- **AIM**
Send back the entries below exactly as they appear.
────
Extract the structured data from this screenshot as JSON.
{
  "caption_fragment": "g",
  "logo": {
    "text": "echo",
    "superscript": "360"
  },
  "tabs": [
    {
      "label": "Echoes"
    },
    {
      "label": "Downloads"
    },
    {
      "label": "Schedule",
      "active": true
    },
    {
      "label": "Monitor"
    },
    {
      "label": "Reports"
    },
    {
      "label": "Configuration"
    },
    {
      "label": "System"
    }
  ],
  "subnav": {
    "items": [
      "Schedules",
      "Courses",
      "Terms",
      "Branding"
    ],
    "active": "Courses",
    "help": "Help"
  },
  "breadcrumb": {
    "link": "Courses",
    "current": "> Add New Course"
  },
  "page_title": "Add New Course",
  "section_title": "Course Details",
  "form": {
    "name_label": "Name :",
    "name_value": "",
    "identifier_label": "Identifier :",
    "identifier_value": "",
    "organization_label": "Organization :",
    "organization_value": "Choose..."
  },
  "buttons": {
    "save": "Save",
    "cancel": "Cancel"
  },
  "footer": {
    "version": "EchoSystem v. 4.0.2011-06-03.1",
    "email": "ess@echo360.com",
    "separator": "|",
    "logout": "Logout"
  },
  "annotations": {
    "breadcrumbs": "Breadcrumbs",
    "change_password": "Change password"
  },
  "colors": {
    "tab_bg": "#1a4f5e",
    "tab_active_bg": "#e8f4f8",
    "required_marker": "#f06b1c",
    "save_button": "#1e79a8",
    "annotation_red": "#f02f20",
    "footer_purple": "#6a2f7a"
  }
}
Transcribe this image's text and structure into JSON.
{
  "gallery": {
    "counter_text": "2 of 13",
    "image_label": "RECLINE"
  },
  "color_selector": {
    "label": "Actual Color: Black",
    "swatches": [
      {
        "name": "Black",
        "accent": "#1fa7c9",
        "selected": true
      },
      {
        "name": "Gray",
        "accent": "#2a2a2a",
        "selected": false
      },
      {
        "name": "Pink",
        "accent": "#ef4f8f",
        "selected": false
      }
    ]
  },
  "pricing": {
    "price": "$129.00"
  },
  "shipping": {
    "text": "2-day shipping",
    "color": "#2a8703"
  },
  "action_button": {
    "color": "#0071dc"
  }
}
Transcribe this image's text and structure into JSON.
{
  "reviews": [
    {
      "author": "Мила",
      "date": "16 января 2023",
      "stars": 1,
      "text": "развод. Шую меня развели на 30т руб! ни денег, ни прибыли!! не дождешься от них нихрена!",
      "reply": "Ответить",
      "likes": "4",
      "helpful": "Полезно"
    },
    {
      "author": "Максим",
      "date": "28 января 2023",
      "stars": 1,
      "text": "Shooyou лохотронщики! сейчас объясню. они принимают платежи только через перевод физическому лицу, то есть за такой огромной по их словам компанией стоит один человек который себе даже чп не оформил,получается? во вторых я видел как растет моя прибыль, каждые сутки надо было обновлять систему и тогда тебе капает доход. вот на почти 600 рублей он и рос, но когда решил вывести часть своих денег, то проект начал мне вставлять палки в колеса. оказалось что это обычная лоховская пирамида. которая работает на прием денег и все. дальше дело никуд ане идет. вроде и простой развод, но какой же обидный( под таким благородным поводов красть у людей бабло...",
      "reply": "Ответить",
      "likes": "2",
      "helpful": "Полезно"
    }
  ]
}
────
- **FINISHED TASK**
Extract the structured data from this screenshot as JSON.
{
  "caption_fragment": "g",
  "logo": {
    "text": "echo",
    "superscript": "360"
  },
  "tabs": [
    {
      "label": "Echoes"
    },
    {
      "label": "Downloads"
    },
    {
      "label": "Schedule",
      "active": true
    },
    {
      "label": "Monitor"
    },
    {
      "label": "Reports"
    },
    {
      "label": "Configuration"
    },
    {
      "label": "System"
    }
  ],
  "subnav": {
    "items": [
      "Schedules",
      "Courses",
      "Terms",
      "Branding"
    ],
    "active": "Courses",
    "help": "Help"
  },
  "breadcrumb": {
    "link": "Courses",
    "current": "> Add New Course"
  },
  "page_title": "Add New Course",
  "section_title": "Course Details",
  "form": {
    "name_label": "Name :",
    "name_value": "",
    "identifier_label": "Identifier :",
    "identifier_value": "",
    "organization_label": "Organization :",
    "organization_value": "Choose..."
  },
  "buttons": {
    "save": "Save",
    "cancel": "Cancel"
  },
  "footer": {
    "version": "EchoSystem v. 4.0.2011-06-03.1",
    "email": "ess@echo360.com",
    "separator": "|",
    "logout": "Logout"
  },
  "annotations": {
    "breadcrumbs": "Breadcrumbs",
    "change_password": "Change password"
  },
  "colors": {
    "tab_bg": "#1a4f5e",
    "tab_active_bg": "#e8f4f8",
    "required_marker": "#f06b1c",
    "save_button": "#1e79a8",
    "annotation_red": "#f02f20",
    "footer_purple": "#6a2f7a"
  }
}
Transcribe this image's text and structure into JSON.
{
  "gallery": {
    "counter_text": "2 of 13",
    "image_label": "RECLINE"
  },
  "color_selector": {
    "label": "Actual Color: Black",
    "swatches": [
      {
        "name": "Black",
        "accent": "#1fa7c9",
        "selected": true
      },
      {
        "name": "Gray",
        "accent": "#2a2a2a",
        "selected": false
      },
      {
        "name": "Pink",
        "accent": "#ef4f8f",
        "selected": false
      }
    ]
  },
  "pricing": {
    "price": "$129.00"
  },
  "shipping": {
    "text": "2-day shipping",
    "color": "#2a8703"
  },
  "action_button": {
    "color": "#0071dc"
  }
}
Transcribe this image's text and structure into JSON.
{
  "reviews": [
    {
      "author": "Мила",
      "date": "16 января 2023",
      "stars": 1,
      "text": "развод. Шую меня развели на 30т руб! ни денег, ни прибыли!! не дождешься от них нихрена!",
      "reply": "Ответить",
      "likes": "4",
      "helpful": "Полезно"
    },
    {
      "author": "Максим",
      "date": "28 января 2023",
      "stars": 1,
      "text": "Shooyou лохотронщики! сейчас объясню. они принимают платежи только через перевод физическому лицу, то есть за такой огромной по их словам компанией стоит один человек который себе даже чп не оформил,получается? во вторых я видел как растет моя прибыль, каждые сутки надо было обновлять систему и тогда тебе капает доход. вот на почти 600 рублей он и рос, но когда решил вывести часть своих денег, то проект начал мне вставлять палки в колеса. оказалось что это обычная лоховская пирамида. которая работает на прием денег и все. дальше дело никуд ане идет. вроде и простой развод, но какой же обидный( под таким благородным поводов красть у людей бабло...",
      "reply": "Ответить",
      "likes": "2",
      "helpful": "Полезно"
    }
  ]
}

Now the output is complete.